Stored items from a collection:
════
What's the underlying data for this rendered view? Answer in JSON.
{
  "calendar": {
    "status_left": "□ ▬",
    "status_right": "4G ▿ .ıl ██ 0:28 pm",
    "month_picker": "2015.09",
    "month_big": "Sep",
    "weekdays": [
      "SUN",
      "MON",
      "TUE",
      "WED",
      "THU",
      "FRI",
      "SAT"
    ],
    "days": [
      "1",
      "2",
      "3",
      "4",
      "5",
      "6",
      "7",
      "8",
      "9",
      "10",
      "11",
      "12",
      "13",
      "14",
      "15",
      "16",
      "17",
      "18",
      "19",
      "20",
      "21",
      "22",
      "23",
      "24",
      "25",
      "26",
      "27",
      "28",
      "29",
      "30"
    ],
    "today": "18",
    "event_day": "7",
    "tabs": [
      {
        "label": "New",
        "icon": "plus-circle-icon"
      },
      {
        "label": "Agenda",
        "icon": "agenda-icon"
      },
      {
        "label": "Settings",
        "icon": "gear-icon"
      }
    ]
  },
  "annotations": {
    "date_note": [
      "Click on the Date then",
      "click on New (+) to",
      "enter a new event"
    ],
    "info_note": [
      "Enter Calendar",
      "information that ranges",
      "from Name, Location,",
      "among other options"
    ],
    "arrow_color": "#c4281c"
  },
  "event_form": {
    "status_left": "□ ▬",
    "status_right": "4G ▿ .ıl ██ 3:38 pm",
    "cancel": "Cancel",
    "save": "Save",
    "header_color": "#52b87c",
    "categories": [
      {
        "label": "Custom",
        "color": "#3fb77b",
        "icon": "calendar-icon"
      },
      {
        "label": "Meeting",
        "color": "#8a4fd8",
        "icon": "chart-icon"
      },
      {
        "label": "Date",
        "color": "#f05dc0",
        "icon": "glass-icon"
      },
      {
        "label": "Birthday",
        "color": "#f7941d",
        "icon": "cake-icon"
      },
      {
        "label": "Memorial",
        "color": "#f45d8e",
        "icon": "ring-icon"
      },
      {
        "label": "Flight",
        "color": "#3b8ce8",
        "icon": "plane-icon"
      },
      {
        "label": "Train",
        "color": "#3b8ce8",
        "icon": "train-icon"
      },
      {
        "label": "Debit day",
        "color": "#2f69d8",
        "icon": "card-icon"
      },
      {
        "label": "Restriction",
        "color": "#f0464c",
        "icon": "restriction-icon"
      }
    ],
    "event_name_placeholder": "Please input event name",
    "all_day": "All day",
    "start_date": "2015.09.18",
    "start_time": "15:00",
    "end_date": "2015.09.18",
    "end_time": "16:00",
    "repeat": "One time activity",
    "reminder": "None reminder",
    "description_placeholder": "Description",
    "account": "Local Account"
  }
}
════
▶ [What the exercise asks]: Output all records verbatim.

▶ [Written answer]:
What's the underlying data for this rendered view? Answer in JSON.
{
  "calendar": {
    "status_left": "□ ▬",
    "status_right": "4G ▿ .ıl ██ 0:28 pm",
    "month_picker": "2015.09",
    "month_big": "Sep",
    "weekdays": [
      "SUN",
      "MON",
      "TUE",
      "WED",
      "THU",
      "FRI",
      "SAT"
    ],
    "days": [
      "1",
      "2",
      "3",
      "4",
      "5",
      "6",
      "7",
      "8",
      "9",
      "10",
      "11",
      "12",
      "13",
      "14",
      "15",
      "16",
      "17",
      "18",
      "19",
      "20",
      "21",
      "22",
      "23",
      "24",
      "25",
      "26",
      "27",
      "28",
      "29",
      "30"
    ],
    "today": "18",
    "event_day": "7",
    "tabs": [
      {
        "label": "New",
        "icon": "plus-circle-icon"
      },
      {
        "label": "Agenda",
        "icon": "agenda-icon"
      },
      {
        "label": "Settings",
        "icon": "gear-icon"
      }
    ]
  },
  "annotations": {
    "date_note": [
      "Click on the Date then",
      "click on New (+) to",
      "enter a new event"
    ],
    "info_note": [
      "Enter Calendar",
      "information that ranges",
      "from Name, Location,",
      "among other options"
    ],
    "arrow_color": "#c4281c"
  },
  "event_form": {
    "status_left": "□ ▬",
    "status_right": "4G ▿ .ıl ██ 3:38 pm",
    "cancel": "Cancel",
    "save": "Save",
    "header_color": "#52b87c",
    "categories": [
      {
        "label": "Custom",
        "color": "#3fb77b",
        "icon": "calendar-icon"
      },
      {
        "label": "Meeting",
        "color": "#8a4fd8",
        "icon": "chart-icon"
      },
      {
        "label": "Date",
        "color": "#f05dc0",
        "icon": "glass-icon"
      },
      {
        "label": "Birthday",
        "color": "#f7941d",
        "icon": "cake-icon"
      },
      {
        "label": "Memorial",
        "color": "#f45d8e",
        "icon": "ring-icon"
      },
      {
        "label": "Flight",
        "color": "#3b8ce8",
        "icon": "plane-icon"
      },
      {
        "label": "Train",
        "color": "#3b8ce8",
        "icon": "train-icon"
      },
      {
        "label": "Debit day",
        "color": "#2f69d8",
        "icon": "card-icon"
      },
      {
        "label": "Restriction",
        "color": "#f0464c",
        "icon": "restriction-icon"
      }
    ],
    "event_name_placeholder": "Please input event name",
    "all_day": "All day",
    "start_date": "2015.09.18",
    "start_time": "15:00",
    "end_date": "2015.09.18",
    "end_time": "16:00",
    "repeat": "One time activity",
    "reminder": "None reminder",
    "description_placeholder": "Description",
    "account": "Local Account"
  }
}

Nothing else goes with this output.